● Task requirements: In the listing below, identify each line with the word "JSON" and return those lines.

● Material supplied:
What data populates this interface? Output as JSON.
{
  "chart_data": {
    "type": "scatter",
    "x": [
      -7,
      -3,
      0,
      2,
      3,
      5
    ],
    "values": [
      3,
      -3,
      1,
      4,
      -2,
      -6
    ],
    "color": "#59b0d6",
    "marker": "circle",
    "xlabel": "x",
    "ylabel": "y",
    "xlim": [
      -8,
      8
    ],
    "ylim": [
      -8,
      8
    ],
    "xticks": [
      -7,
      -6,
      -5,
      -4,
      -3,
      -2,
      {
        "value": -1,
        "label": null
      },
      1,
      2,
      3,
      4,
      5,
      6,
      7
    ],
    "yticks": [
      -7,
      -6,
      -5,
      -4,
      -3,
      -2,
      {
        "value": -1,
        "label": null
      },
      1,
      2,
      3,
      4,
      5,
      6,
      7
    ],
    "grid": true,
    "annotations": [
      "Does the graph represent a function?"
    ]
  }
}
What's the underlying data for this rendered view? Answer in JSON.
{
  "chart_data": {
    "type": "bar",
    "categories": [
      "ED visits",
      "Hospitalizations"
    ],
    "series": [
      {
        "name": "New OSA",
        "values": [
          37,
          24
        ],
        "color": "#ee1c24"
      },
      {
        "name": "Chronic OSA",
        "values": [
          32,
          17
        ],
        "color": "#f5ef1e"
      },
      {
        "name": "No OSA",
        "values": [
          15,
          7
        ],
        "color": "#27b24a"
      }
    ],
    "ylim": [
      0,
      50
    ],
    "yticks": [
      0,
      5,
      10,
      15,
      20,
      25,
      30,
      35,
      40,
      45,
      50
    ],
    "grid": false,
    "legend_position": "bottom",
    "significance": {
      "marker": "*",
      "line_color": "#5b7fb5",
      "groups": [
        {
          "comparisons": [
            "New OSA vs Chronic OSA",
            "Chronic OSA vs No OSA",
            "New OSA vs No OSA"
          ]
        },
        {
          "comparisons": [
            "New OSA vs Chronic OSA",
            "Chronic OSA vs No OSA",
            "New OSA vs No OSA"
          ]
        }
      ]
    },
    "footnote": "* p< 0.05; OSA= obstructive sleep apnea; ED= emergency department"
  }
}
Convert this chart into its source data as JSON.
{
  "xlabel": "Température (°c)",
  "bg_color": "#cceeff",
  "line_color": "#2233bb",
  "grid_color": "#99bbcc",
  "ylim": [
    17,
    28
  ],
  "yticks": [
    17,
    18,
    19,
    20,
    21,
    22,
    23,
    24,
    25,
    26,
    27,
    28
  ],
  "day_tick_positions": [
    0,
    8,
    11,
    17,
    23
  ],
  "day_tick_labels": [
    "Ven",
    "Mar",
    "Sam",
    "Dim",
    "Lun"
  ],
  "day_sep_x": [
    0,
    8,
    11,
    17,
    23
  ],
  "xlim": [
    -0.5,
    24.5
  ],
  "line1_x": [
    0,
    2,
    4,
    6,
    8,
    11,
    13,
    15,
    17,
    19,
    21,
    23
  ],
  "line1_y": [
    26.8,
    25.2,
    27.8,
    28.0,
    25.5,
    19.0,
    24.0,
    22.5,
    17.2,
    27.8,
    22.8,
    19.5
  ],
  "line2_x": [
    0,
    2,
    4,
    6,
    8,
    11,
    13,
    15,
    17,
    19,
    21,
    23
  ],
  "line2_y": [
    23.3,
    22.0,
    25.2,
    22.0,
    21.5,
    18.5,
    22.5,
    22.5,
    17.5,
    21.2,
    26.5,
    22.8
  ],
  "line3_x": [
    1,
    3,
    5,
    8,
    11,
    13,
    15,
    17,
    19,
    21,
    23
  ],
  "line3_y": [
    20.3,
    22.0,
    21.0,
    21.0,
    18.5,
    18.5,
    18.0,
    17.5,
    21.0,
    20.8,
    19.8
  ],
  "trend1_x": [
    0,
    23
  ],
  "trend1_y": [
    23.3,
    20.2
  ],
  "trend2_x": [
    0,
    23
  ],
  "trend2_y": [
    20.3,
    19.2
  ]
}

● Expected output:
What data populates this interface? Output as JSON.
What's the underlying data for this rendered view? Answer in JSON.
Convert this chart into its source data as JSON.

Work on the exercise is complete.